- EXERCISE OBJECTIVE: Gather up every line that includes the string "conditionalAdd".

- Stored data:
_ _ _ _ _

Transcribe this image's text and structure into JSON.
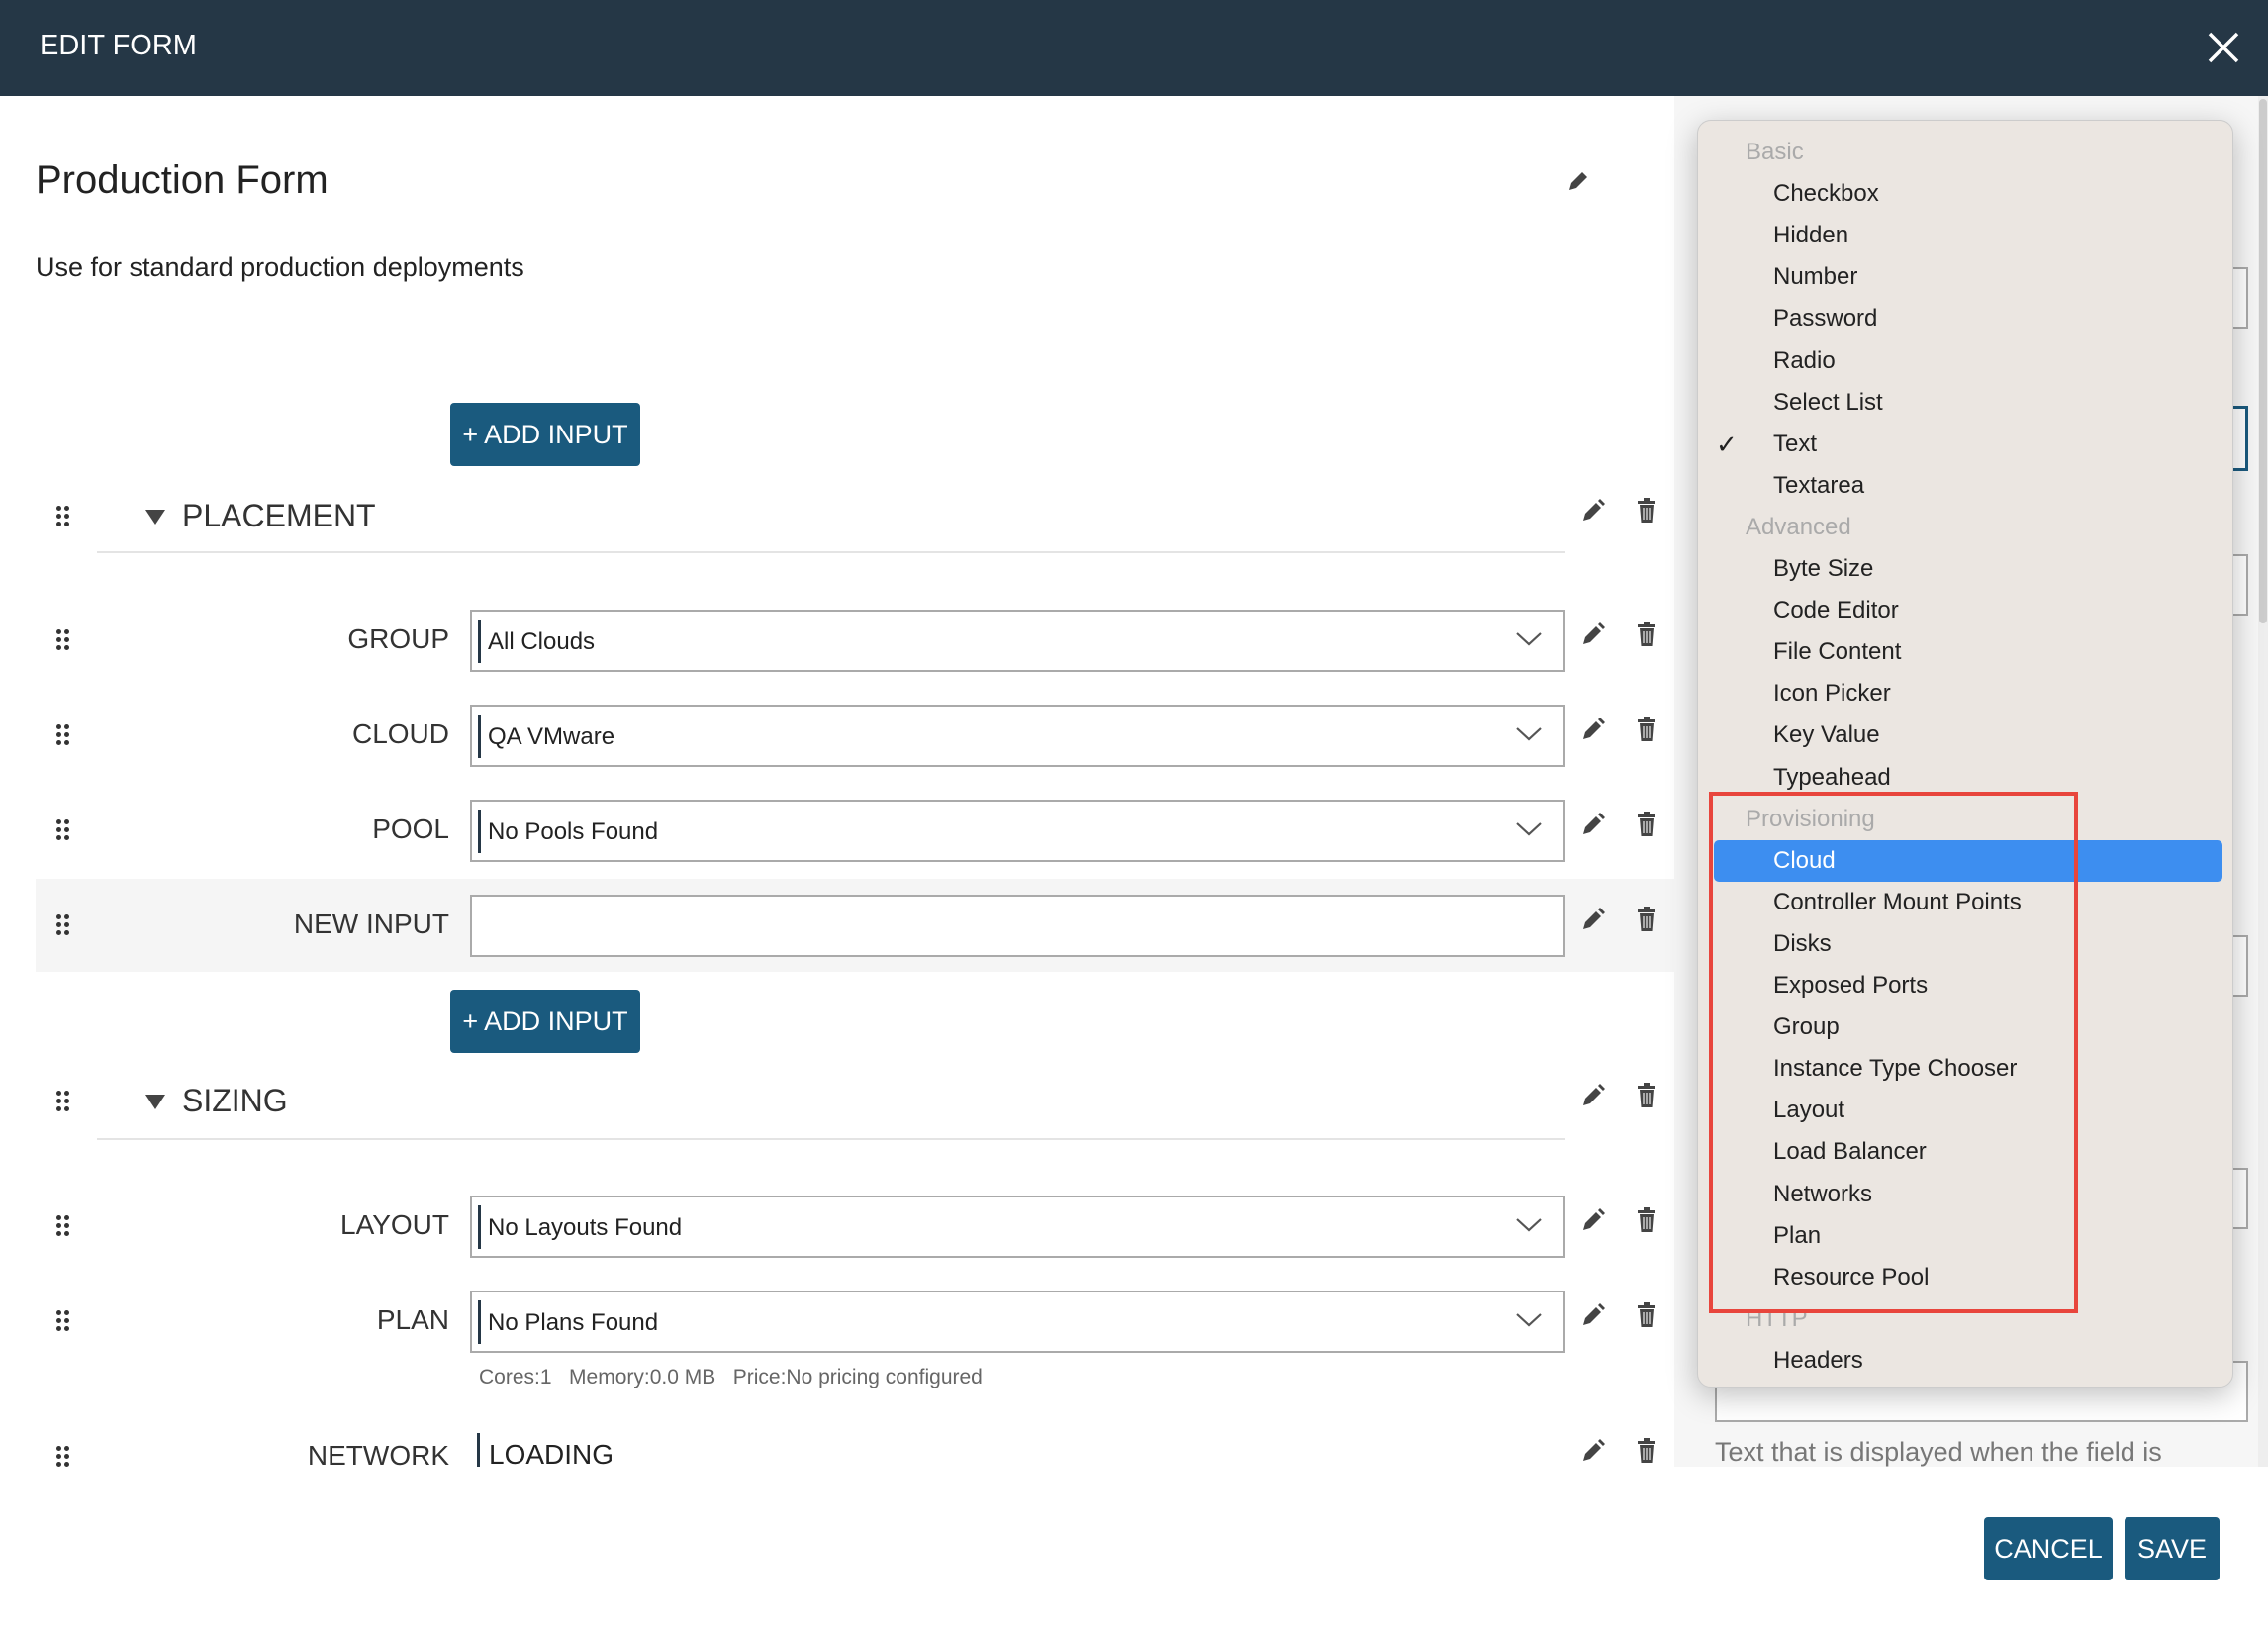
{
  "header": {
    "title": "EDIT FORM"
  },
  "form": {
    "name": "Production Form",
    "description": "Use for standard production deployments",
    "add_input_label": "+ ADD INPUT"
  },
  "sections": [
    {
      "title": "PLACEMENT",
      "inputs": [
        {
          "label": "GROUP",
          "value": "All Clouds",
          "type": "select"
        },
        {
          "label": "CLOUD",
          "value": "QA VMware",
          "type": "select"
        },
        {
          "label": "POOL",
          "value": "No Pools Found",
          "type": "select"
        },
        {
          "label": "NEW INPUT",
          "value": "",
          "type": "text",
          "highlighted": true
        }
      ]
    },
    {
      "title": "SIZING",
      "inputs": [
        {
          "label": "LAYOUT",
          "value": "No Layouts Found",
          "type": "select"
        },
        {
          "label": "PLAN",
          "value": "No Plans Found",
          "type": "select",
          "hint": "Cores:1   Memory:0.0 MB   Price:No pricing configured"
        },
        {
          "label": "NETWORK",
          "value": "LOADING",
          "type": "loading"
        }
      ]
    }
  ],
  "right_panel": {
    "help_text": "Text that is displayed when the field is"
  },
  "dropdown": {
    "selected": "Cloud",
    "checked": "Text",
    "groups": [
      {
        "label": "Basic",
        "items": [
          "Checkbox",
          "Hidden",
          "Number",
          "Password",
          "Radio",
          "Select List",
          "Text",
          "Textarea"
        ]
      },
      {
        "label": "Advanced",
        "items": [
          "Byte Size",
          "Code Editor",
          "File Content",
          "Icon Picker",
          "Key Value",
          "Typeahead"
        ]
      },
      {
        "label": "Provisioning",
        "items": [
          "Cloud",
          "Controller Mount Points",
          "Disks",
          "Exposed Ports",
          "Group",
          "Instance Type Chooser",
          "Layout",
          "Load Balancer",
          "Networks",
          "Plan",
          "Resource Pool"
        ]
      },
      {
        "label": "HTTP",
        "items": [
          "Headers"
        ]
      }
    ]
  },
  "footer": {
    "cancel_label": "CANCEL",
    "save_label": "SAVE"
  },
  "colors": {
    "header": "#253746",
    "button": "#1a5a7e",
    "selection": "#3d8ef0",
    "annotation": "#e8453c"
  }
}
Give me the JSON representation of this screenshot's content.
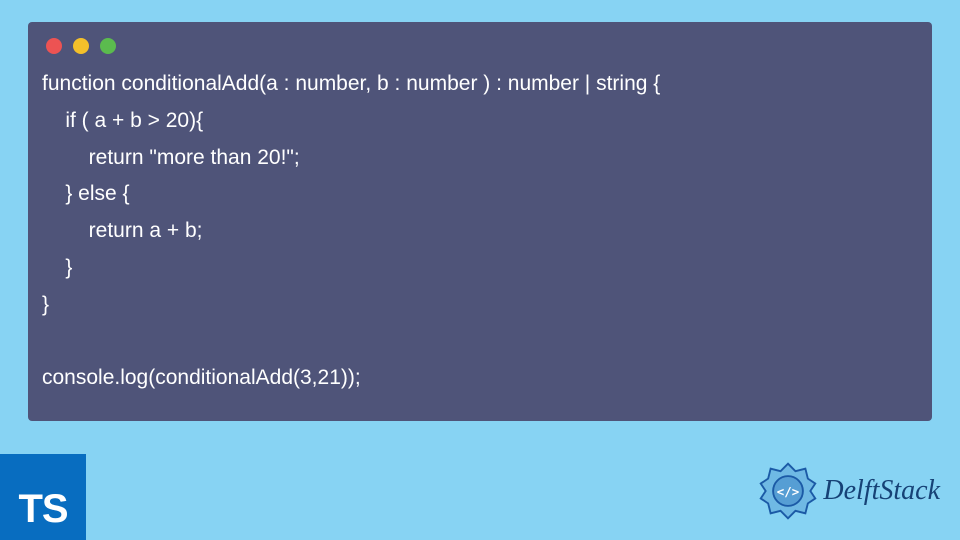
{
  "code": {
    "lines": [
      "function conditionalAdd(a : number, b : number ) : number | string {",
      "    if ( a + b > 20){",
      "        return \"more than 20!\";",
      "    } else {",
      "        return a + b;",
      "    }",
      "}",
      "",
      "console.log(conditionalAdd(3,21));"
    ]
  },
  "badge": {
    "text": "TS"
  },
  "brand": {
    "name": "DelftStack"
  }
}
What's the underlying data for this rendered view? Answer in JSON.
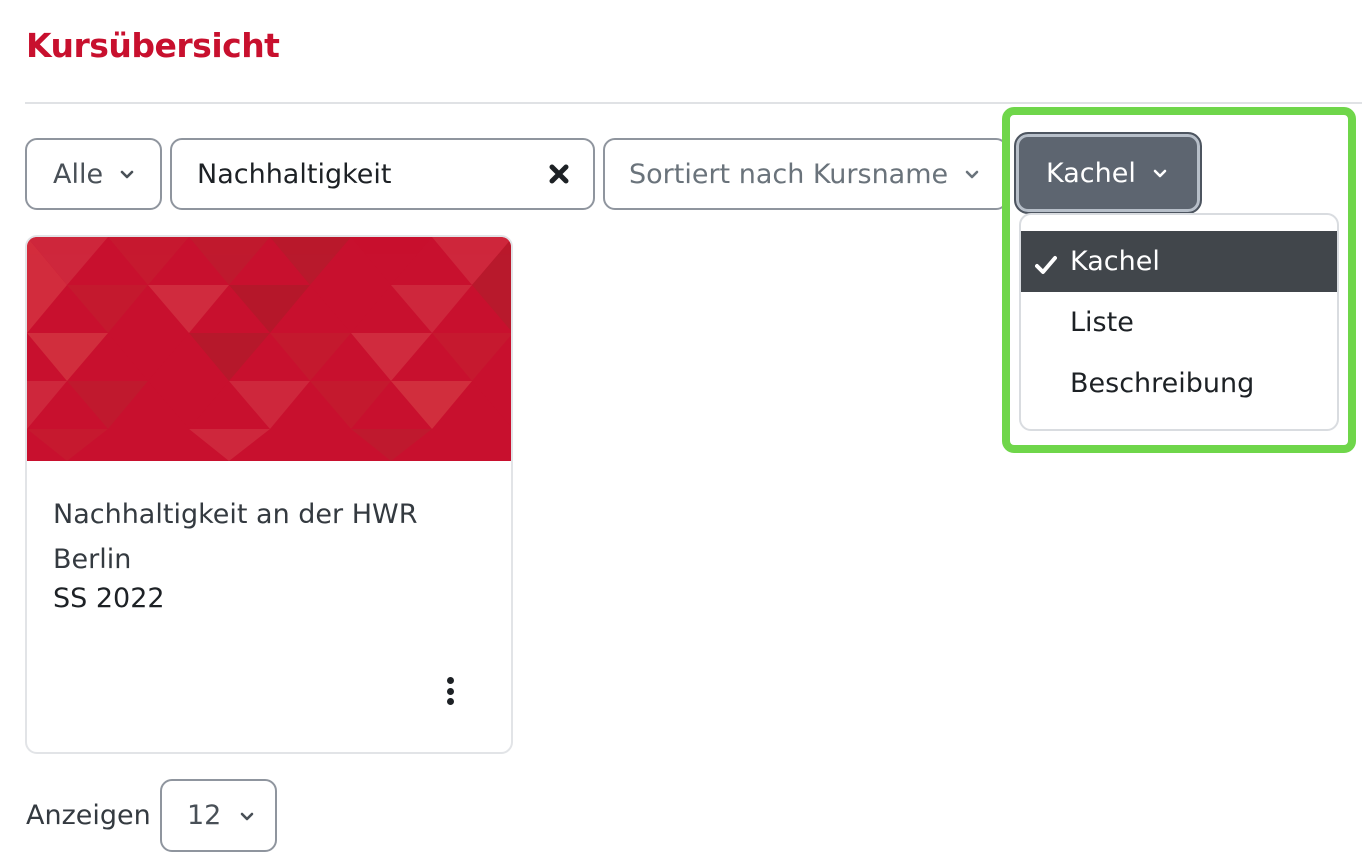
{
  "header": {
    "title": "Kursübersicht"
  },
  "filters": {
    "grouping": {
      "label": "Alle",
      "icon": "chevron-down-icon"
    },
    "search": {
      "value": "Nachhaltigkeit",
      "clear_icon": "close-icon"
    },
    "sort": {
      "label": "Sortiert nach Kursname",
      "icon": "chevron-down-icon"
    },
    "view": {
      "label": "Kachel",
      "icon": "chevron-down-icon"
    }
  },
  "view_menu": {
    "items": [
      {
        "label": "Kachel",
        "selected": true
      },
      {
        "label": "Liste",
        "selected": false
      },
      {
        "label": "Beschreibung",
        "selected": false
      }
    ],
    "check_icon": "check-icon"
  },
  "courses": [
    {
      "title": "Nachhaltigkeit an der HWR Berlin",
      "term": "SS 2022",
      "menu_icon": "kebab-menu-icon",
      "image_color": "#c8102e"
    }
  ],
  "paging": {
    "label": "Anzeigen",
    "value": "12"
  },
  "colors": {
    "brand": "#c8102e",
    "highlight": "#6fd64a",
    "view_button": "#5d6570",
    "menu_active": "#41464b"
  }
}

_ _ _ _ _

- COMPLETE ANSWER:
      "function conditionalAdd(a : number, b : number ) : number | string {",
      "console.log(conditionalAdd(3,21));"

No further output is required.